Items from a dataset:
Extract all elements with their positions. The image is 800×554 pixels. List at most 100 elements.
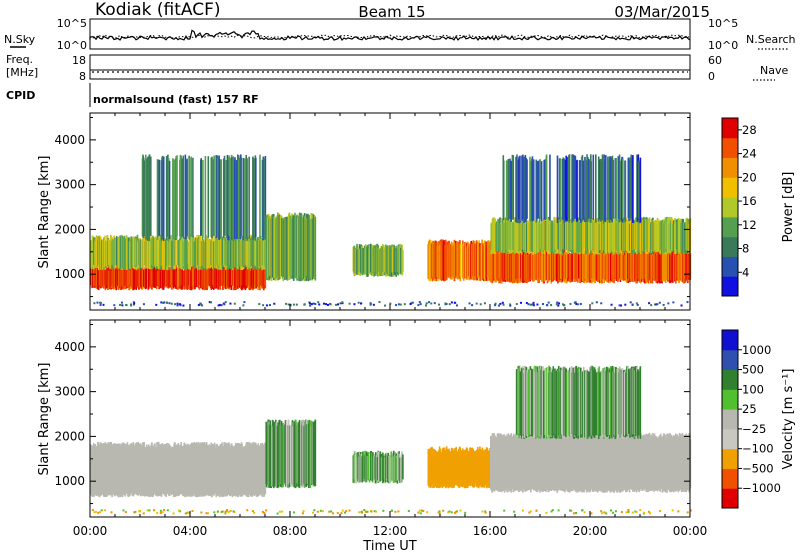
- power-noise-cell: [509, 304, 512, 307]
- power-noise-cell: [160, 301, 163, 304]
- velocity-noise-cell: [484, 511, 487, 514]
- power-noise-cell: [556, 301, 559, 304]
- power-cell: [500, 218, 503, 251]
- power-cell: [154, 270, 157, 289]
- velocity-noise-cell: [251, 510, 254, 513]
- power-colorbar-tick-label: 24: [742, 147, 757, 161]
- power-cell: [115, 236, 118, 266]
- y-tick-label: 2000: [54, 429, 85, 443]
- velocity-cell: [571, 367, 574, 435]
- velocity-cell: [264, 447, 267, 495]
- velocity-noise-cell: [184, 512, 187, 515]
- power-cell: [534, 221, 536, 252]
- velocity-noise-cell: [328, 510, 331, 513]
- power-cell: [287, 213, 290, 280]
- velocity-noise-cell: [551, 509, 554, 512]
- velocity-cell: [530, 369, 532, 435]
- power-cell: [612, 159, 615, 219]
- power-noise-cell: [444, 302, 447, 305]
- power-cell: [584, 156, 586, 223]
- power-colorbar-swatch: [722, 157, 738, 178]
- power-noise-cell: [595, 301, 598, 304]
- velocity-cell: [563, 367, 565, 436]
- nsky-label: N.Sky: [4, 33, 36, 46]
- velocity-noise-cell: [418, 509, 421, 512]
- power-cell: [585, 250, 587, 279]
- velocity-noise-cell: [370, 510, 373, 513]
- power-cell: [223, 155, 226, 236]
- power-cell: [601, 251, 604, 280]
- power-cell: [228, 155, 230, 236]
- power-cell: [448, 240, 450, 277]
- velocity-cell: [380, 456, 383, 481]
- power-noise-cell: [341, 301, 344, 304]
- velocity-noise-cell: [124, 511, 127, 514]
- power-cell: [146, 158, 148, 240]
- velocity-cell: [435, 451, 437, 488]
- power-cell: [194, 269, 196, 290]
- power-cell: [314, 217, 317, 281]
- power-cell: [587, 158, 590, 219]
- velocity-cell: [489, 448, 491, 488]
- velocity-cell: [599, 372, 602, 435]
- power-cell: [216, 155, 219, 238]
- power-cell: [122, 240, 124, 268]
- y-tick-label: 1000: [54, 474, 85, 488]
- power-cell: [101, 239, 103, 269]
- velocity-noise-cell: [528, 511, 531, 514]
- power-cell: [628, 160, 630, 222]
- velocity-noise-cell: [232, 510, 235, 513]
- velocity-cell: [574, 372, 576, 436]
- power-noise-cell: [174, 303, 177, 306]
- velocity-cell: [269, 420, 272, 484]
- power-noise-cell: [497, 304, 500, 307]
- power-cell: [247, 236, 250, 268]
- power-noise-cell: [397, 303, 400, 306]
- velocity-x-ticks: [89, 320, 691, 517]
- velocity-cell: [367, 451, 370, 481]
- power-cell: [548, 249, 550, 281]
- power-noise-cell: [532, 304, 535, 307]
- power-cell: [512, 221, 515, 250]
- power-cell: [231, 160, 234, 241]
- velocity-noise-cell: [161, 511, 164, 514]
- velocity-cell: [580, 371, 583, 435]
- power-cell: [512, 155, 515, 219]
- power-cell: [445, 239, 447, 281]
- velocity-cell: [580, 367, 582, 438]
- power-cell: [580, 160, 582, 223]
- power-cell: [156, 266, 159, 287]
- power-noise-cell: [483, 302, 486, 305]
- velocity-noise-cell: [319, 509, 322, 512]
- velocity-cell: [548, 365, 550, 439]
- power-cell: [662, 254, 664, 280]
- power-colorbar-tick-label: 8: [742, 242, 749, 256]
- power-cell: [177, 240, 180, 267]
- power-cell: [510, 220, 513, 253]
- velocity-cell: [552, 366, 555, 436]
- power-cell: [451, 245, 454, 277]
- power-cell: [607, 156, 609, 220]
- power-noise-cell: [433, 302, 436, 305]
- power-cell: [684, 223, 687, 253]
- power-cell: [225, 160, 228, 239]
- nsky-trace: [89, 29, 691, 42]
- velocity-noise-cell: [172, 512, 175, 515]
- power-cell: [543, 160, 545, 220]
- velocity-cell: [457, 451, 459, 486]
- power-noise-cell: [455, 304, 458, 307]
- power-cell: [534, 251, 537, 280]
- power-cell: [168, 160, 171, 240]
- power-cell: [174, 235, 177, 269]
- power-cell: [597, 156, 600, 222]
- velocity-noise-cell: [344, 511, 347, 514]
- velocity-noise-cell: [605, 512, 608, 515]
- velocity-noise-cell: [659, 509, 662, 512]
- nsky-strip: N.Sky 10^5 10^0 10^5 10^0 N.Search: [4, 17, 796, 52]
- velocity-colorbar-tick-label: −500: [742, 461, 774, 475]
- power-noise-cell: [509, 303, 512, 306]
- power-cell: [523, 156, 526, 219]
- velocity-noise-cell: [100, 509, 103, 512]
- power-cell: [519, 155, 521, 223]
- velocity-cell: [598, 366, 600, 435]
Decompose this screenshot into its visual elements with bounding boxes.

_Request_
Copy all of the data above verbatim, leaving out the pictures.

_Output of the exercise_
Extract all elements with their positions. The image is 800×554 pixels. List at most 100 elements.
- power-noise-cell: [509, 304, 512, 307]
- power-noise-cell: [160, 301, 163, 304]
- velocity-noise-cell: [484, 511, 487, 514]
- power-noise-cell: [556, 301, 559, 304]
- power-cell: [500, 218, 503, 251]
- power-cell: [154, 270, 157, 289]
- velocity-noise-cell: [251, 510, 254, 513]
- power-colorbar-tick-label: 24: [742, 147, 757, 161]
- power-cell: [115, 236, 118, 266]
- y-tick-label: 2000: [54, 429, 85, 443]
- velocity-cell: [571, 367, 574, 435]
- velocity-cell: [264, 447, 267, 495]
- velocity-noise-cell: [184, 512, 187, 515]
- power-cell: [534, 221, 536, 252]
- velocity-noise-cell: [328, 510, 331, 513]
- power-cell: [287, 213, 290, 280]
- velocity-noise-cell: [551, 509, 554, 512]
- velocity-cell: [530, 369, 532, 435]
- power-cell: [612, 159, 615, 219]
- power-noise-cell: [444, 302, 447, 305]
- power-cell: [584, 156, 586, 223]
- power-colorbar-swatch: [722, 157, 738, 178]
- power-noise-cell: [595, 301, 598, 304]
- velocity-cell: [563, 367, 565, 436]
- nsky-label: N.Sky: [4, 33, 36, 46]
- velocity-noise-cell: [418, 509, 421, 512]
- power-cell: [585, 250, 587, 279]
- velocity-noise-cell: [370, 510, 373, 513]
- power-cell: [223, 155, 226, 236]
- power-cell: [601, 251, 604, 280]
- power-cell: [228, 155, 230, 236]
- power-cell: [448, 240, 450, 277]
- velocity-cell: [380, 456, 383, 481]
- power-noise-cell: [341, 301, 344, 304]
- velocity-noise-cell: [124, 511, 127, 514]
- power-cell: [146, 158, 148, 240]
- velocity-cell: [435, 451, 437, 488]
- power-cell: [194, 269, 196, 290]
- power-cell: [314, 217, 317, 281]
- power-cell: [587, 158, 590, 219]
- velocity-cell: [489, 448, 491, 488]
- velocity-cell: [599, 372, 602, 435]
- power-cell: [216, 155, 219, 238]
- power-cell: [122, 240, 124, 268]
- y-tick-label: 1000: [54, 474, 85, 488]
- power-cell: [101, 239, 103, 269]
- velocity-noise-cell: [528, 511, 531, 514]
- power-cell: [628, 160, 630, 222]
- velocity-noise-cell: [232, 510, 235, 513]
- velocity-cell: [574, 372, 576, 436]
- power-noise-cell: [174, 303, 177, 306]
- velocity-cell: [269, 420, 272, 484]
- power-noise-cell: [497, 304, 500, 307]
- power-cell: [247, 236, 250, 268]
- power-noise-cell: [397, 303, 400, 306]
- velocity-x-ticks: [89, 320, 691, 517]
- velocity-cell: [367, 451, 370, 481]
- power-cell: [548, 249, 550, 281]
- power-noise-cell: [532, 304, 535, 307]
- power-cell: [512, 221, 515, 250]
- power-cell: [231, 160, 234, 241]
- velocity-noise-cell: [161, 511, 164, 514]
- velocity-cell: [580, 371, 583, 435]
- power-cell: [512, 155, 515, 219]
- power-cell: [445, 239, 447, 281]
- velocity-cell: [580, 367, 582, 438]
- power-cell: [580, 160, 582, 223]
- power-cell: [156, 266, 159, 287]
- power-noise-cell: [483, 302, 486, 305]
- velocity-noise-cell: [319, 509, 322, 512]
- velocity-cell: [548, 365, 550, 439]
- power-cell: [662, 254, 664, 280]
- power-colorbar-tick-label: 8: [742, 242, 749, 256]
- power-cell: [177, 240, 180, 267]
- power-cell: [510, 220, 513, 253]
- velocity-cell: [552, 366, 555, 436]
- power-cell: [451, 245, 454, 277]
- power-cell: [607, 156, 609, 220]
- power-noise-cell: [433, 302, 436, 305]
- power-cell: [684, 223, 687, 253]
- power-cell: [225, 160, 228, 239]
- nsky-trace: [89, 29, 691, 42]
- velocity-noise-cell: [172, 512, 175, 515]
- power-cell: [543, 160, 545, 220]
- velocity-cell: [457, 451, 459, 486]
- power-noise-cell: [455, 304, 458, 307]
- power-cell: [534, 251, 537, 280]
- power-cell: [168, 160, 171, 240]
- power-cell: [174, 235, 177, 269]
- power-cell: [597, 156, 600, 222]
- velocity-noise-cell: [344, 511, 347, 514]
- velocity-noise-cell: [605, 512, 608, 515]
- velocity-noise-cell: [659, 509, 662, 512]
- nsky-strip: N.Sky 10^5 10^0 10^5 10^0 N.Search: [4, 17, 796, 52]
- velocity-colorbar-tick-label: −500: [742, 461, 774, 475]
- power-noise-cell: [509, 303, 512, 306]
- power-cell: [523, 156, 526, 219]
- velocity-noise-cell: [100, 509, 103, 512]
- power-cell: [519, 155, 521, 223]
- velocity-cell: [598, 366, 600, 435]
Decompose this screenshot into its visual elements with bounding boxes.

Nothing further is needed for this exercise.